*Your task:*
Write the records out again, precisely as they stand.

*Provided records:*
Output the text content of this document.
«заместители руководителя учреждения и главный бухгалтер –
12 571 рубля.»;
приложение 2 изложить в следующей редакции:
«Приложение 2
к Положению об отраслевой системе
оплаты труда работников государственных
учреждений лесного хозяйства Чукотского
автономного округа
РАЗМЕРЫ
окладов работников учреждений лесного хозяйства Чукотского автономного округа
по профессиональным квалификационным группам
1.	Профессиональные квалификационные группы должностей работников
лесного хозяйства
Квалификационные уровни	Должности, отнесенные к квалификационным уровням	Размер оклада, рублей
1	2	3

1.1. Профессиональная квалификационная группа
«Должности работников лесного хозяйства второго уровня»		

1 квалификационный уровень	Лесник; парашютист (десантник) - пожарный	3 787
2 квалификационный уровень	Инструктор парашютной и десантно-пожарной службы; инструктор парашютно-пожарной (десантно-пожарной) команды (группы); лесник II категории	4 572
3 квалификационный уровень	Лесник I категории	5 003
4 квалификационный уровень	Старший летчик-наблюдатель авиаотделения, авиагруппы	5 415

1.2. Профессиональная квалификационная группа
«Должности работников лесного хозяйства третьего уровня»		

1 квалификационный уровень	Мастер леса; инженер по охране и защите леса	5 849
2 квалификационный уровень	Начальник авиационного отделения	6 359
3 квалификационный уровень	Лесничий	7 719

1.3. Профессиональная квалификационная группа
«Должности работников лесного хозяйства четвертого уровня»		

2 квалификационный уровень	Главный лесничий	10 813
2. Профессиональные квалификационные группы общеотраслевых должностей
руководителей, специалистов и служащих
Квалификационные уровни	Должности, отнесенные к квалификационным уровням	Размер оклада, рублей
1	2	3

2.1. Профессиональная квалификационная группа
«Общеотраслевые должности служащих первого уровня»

*Written solution:*
Output the text content of this document.
«заместители руководителя учреждения и главный бухгалтер –
12 571 рубля.»;
приложение 2 изложить в следующей редакции:
«Приложение 2
к Положению об отраслевой системе
оплаты труда работников государственных
учреждений лесного хозяйства Чукотского
автономного округа
РАЗМЕРЫ
окладов работников учреждений лесного хозяйства Чукотского автономного округа
по профессиональным квалификационным группам
1.	Профессиональные квалификационные группы должностей работников
лесного хозяйства
Квалификационные уровни	Должности, отнесенные к квалификационным уровням	Размер оклада, рублей
1	2	3

1.1. Профессиональная квалификационная группа
«Должности работников лесного хозяйства второго уровня»		

1 квалификационный уровень	Лесник; парашютист (десантник) - пожарный	3 787
2 квалификационный уровень	Инструктор парашютной и десантно-пожарной службы; инструктор парашютно-пожарной (десантно-пожарной) команды (группы); лесник II категории	4 572
3 квалификационный уровень	Лесник I категории	5 003
4 квалификационный уровень	Старший летчик-наблюдатель авиаотделения, авиагруппы	5 415

1.2. Профессиональная квалификационная группа
«Должности работников лесного хозяйства третьего уровня»		

1 квалификационный уровень	Мастер леса; инженер по охране и защите леса	5 849
2 квалификационный уровень	Начальник авиационного отделения	6 359
3 квалификационный уровень	Лесничий	7 719

1.3. Профессиональная квалификационная группа
«Должности работников лесного хозяйства четвертого уровня»		

2 квалификационный уровень	Главный лесничий	10 813
2. Профессиональные квалификационные группы общеотраслевых должностей
руководителей, специалистов и служащих
Квалификационные уровни	Должности, отнесенные к квалификационным уровням	Размер оклада, рублей
1	2	3

2.1. Профессиональная квалификационная группа
«Общеотраслевые должности служащих первого уровня»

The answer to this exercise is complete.